■ WORK TO COMPLETE
Please list all lines of the material below in which the string "manos" occurs.

## start RECORDED INFORMATION

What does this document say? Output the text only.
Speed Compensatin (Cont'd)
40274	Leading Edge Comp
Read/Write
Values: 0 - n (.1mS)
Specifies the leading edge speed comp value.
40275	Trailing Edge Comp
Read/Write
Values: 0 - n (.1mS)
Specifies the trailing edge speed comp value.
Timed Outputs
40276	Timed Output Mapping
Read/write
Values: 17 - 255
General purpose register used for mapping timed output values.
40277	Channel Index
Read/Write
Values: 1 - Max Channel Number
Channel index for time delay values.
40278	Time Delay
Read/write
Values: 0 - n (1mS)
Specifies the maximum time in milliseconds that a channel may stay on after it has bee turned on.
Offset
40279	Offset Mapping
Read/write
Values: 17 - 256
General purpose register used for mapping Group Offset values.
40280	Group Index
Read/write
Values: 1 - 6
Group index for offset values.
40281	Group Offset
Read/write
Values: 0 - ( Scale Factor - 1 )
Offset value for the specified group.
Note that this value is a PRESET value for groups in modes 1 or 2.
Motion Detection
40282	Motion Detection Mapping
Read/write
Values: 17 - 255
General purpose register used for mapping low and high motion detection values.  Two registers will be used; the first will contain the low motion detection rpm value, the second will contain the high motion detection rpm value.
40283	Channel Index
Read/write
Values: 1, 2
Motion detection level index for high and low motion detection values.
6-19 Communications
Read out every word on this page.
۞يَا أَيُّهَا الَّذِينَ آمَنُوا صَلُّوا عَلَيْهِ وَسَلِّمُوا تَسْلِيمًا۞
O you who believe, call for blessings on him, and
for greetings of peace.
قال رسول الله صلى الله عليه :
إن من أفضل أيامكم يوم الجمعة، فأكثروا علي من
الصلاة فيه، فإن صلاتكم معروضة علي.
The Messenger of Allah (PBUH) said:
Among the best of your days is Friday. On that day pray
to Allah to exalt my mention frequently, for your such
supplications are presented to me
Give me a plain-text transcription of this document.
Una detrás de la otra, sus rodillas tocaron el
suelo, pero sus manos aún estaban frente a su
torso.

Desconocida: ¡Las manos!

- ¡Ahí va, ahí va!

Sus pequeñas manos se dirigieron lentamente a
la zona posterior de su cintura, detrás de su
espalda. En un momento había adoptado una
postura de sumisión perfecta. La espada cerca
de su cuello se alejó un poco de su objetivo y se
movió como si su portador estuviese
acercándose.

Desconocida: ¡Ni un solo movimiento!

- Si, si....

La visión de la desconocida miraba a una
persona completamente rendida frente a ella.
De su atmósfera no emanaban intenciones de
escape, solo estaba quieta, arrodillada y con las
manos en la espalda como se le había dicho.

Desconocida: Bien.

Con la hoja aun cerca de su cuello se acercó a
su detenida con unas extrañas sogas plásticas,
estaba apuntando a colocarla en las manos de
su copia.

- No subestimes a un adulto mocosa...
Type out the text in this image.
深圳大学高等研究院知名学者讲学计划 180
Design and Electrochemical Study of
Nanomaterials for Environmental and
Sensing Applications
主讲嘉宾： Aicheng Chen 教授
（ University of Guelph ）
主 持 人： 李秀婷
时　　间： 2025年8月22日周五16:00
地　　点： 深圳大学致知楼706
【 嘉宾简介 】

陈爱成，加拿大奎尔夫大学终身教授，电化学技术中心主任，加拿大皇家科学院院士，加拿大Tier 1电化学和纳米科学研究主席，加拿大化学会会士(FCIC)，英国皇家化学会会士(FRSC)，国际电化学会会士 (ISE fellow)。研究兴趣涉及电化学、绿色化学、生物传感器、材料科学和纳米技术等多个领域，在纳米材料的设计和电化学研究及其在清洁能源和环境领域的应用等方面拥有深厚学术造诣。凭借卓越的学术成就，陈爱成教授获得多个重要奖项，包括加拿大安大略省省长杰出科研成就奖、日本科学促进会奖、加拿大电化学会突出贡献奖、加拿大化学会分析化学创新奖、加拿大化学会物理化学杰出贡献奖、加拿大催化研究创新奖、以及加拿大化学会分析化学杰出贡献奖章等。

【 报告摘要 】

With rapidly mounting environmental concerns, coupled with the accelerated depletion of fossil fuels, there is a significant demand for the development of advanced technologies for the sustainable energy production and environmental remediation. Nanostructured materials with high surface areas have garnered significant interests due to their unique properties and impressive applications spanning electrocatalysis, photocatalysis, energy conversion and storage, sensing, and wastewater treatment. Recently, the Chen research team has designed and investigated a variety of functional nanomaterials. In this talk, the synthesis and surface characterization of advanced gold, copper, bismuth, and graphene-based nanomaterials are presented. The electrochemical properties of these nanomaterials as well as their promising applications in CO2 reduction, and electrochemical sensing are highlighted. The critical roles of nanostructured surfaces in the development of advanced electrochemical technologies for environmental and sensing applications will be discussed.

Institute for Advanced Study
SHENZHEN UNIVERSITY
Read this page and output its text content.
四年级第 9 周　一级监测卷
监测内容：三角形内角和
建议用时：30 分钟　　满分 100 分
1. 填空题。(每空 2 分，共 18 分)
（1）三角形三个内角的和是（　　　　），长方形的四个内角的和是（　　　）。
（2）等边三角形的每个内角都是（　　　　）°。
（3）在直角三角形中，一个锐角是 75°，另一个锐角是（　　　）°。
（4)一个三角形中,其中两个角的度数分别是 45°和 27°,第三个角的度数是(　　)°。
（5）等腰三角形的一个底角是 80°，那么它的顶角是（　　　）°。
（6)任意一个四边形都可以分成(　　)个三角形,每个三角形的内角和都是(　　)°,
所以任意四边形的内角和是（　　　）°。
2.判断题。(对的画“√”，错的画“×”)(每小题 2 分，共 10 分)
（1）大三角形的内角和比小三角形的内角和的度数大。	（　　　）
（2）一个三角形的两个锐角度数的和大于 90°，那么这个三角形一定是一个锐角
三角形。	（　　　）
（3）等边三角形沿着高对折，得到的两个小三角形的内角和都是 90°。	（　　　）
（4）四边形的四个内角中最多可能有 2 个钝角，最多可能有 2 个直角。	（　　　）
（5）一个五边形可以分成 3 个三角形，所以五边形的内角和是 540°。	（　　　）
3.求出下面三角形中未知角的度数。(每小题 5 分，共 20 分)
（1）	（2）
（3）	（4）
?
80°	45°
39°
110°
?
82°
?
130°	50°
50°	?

## end RECORDED INFORMATION

■ SOLVED EXERCISE
suelo, pero sus manos aún estaban frente a su
Desconocida: ¡Las manos!
Sus pequeñas manos se dirigieron lentamente a
manos en la espalda como se le había dicho.
estaba apuntando a colocarla en las manos de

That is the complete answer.